WRITTEN TASK:
Give every line back verbatim, dropping all images.

***** PROVIDED RECORDS

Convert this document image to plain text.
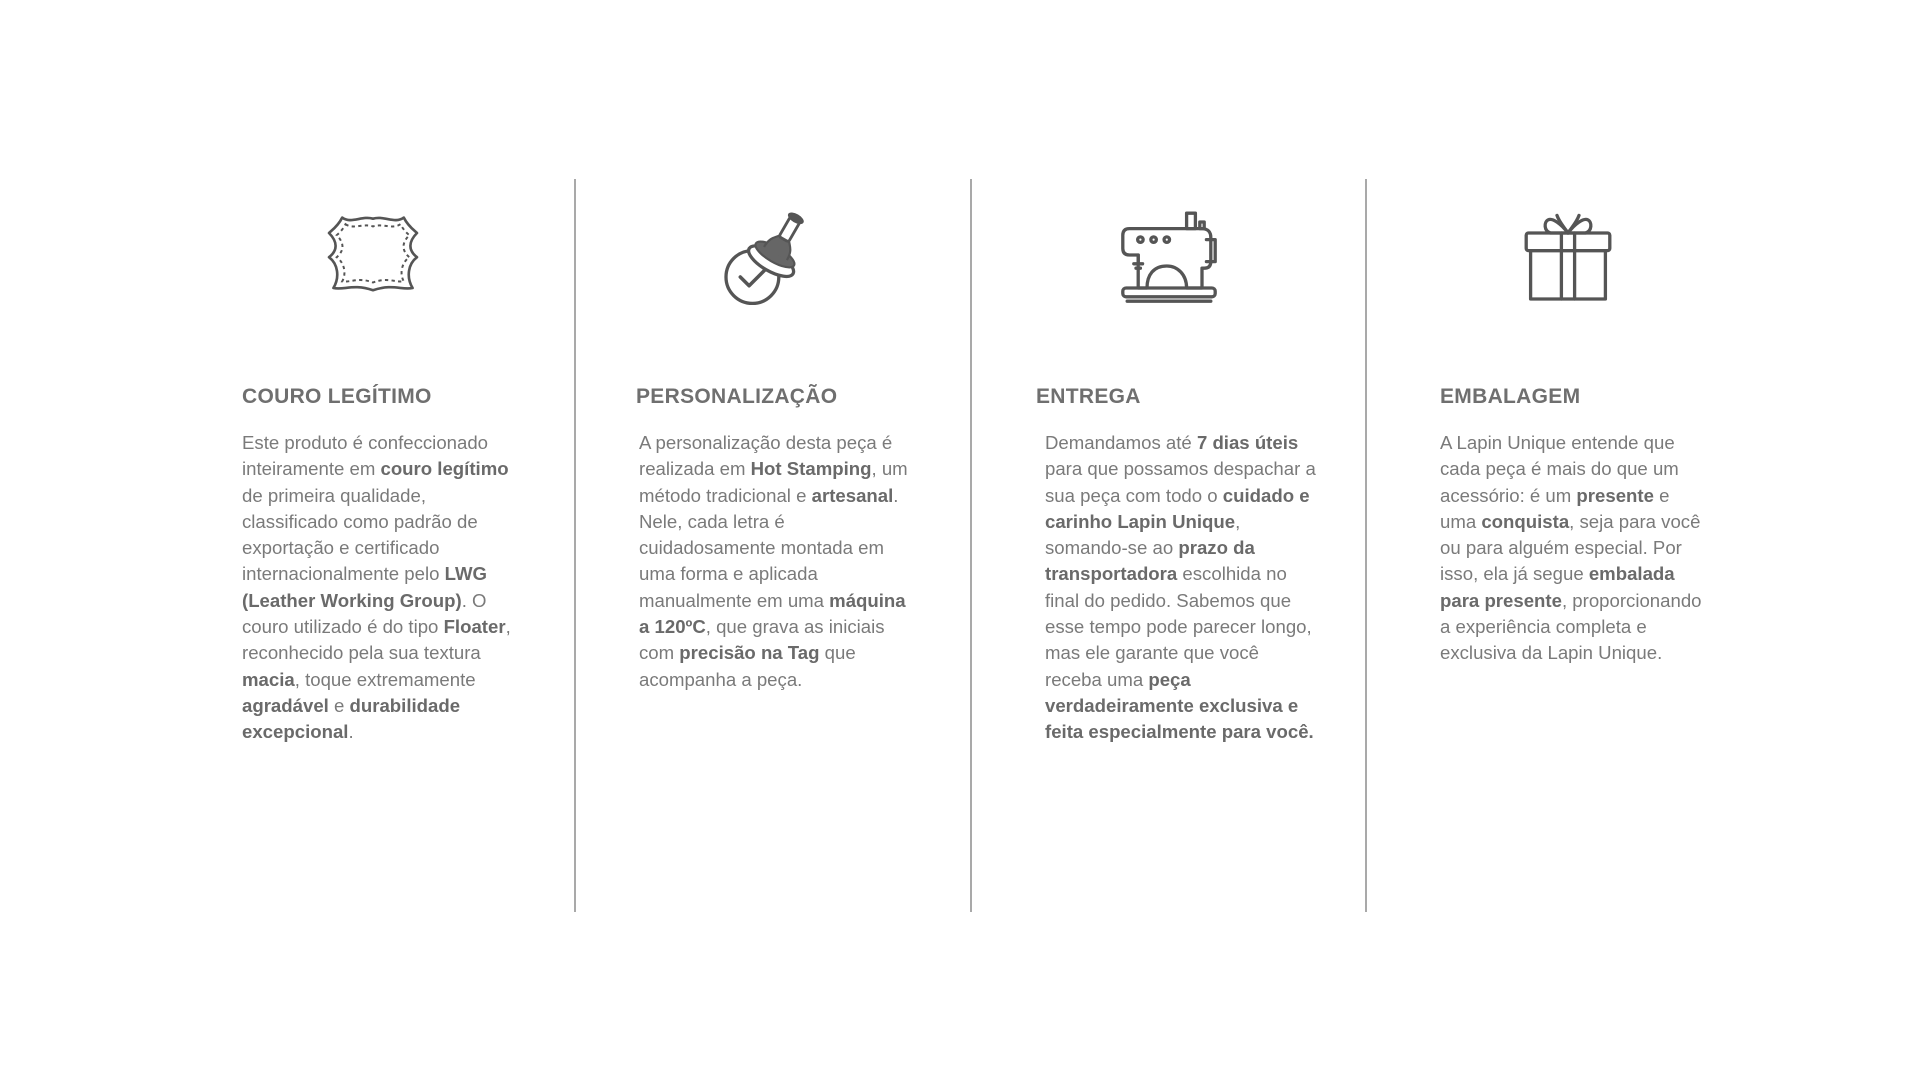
COURO LEGÍTIMO

Este produto é confeccionado inteiramente em couro legítimo de primeira qualidade, classificado como padrão de exportação e certificado internacionalmente pelo LWG (Leather Working Group). O couro utilizado é do tipo Floater, reconhecido pela sua textura macia, toque extremamente agradável e durabilidade excepcional.

PERSONALIZAÇÃO

A personalização desta peça é realizada em Hot Stamping, um método tradicional e artesanal. Nele, cada letra é cuidadosamente montada em uma forma e aplicada manualmente em uma máquina a 120ºC, que grava as iniciais com precisão na Tag que acompanha a peça.

ENTREGA

Demandamos até 7 dias úteis para que possamos despachar a sua peça com todo o cuidado e carinho Lapin Unique, somando-se ao prazo da transportadora escolhida no final do pedido. Sabemos que esse tempo pode parecer longo, mas ele garante que você receba uma peça verdadeiramente exclusiva e feita especialmente para você.

EMBALAGEM

A Lapin Unique entende que cada peça é mais do que um acessório: é um presente e uma conquista, seja para você ou para alguém especial. Por isso, ela já segue embalada para presente, proporcionando a experiência completa e exclusiva da Lapin Unique.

**********

SOLUTION:
Convert this document image to plain text.
COURO LEGÍTIMO

Este produto é confeccionado inteiramente em couro legítimo de primeira qualidade, classificado como padrão de exportação e certificado internacionalmente pelo LWG (Leather Working Group). O couro utilizado é do tipo Floater, reconhecido pela sua textura macia, toque extremamente agradável e durabilidade excepcional.

PERSONALIZAÇÃO

A personalização desta peça é realizada em Hot Stamping, um método tradicional e artesanal. Nele, cada letra é cuidadosamente montada em uma forma e aplicada manualmente em uma máquina a 120ºC, que grava as iniciais com precisão na Tag que acompanha a peça.

ENTREGA

Demandamos até 7 dias úteis para que possamos despachar a sua peça com todo o cuidado e carinho Lapin Unique, somando-se ao prazo da transportadora escolhida no final do pedido. Sabemos que esse tempo pode parecer longo, mas ele garante que você receba uma peça verdadeiramente exclusiva e feita especialmente para você.

EMBALAGEM

A Lapin Unique entende que cada peça é mais do que um acessório: é um presente e uma conquista, seja para você ou para alguém especial. Por isso, ela já segue embalada para presente, proporcionando a experiência completa e exclusiva da Lapin Unique.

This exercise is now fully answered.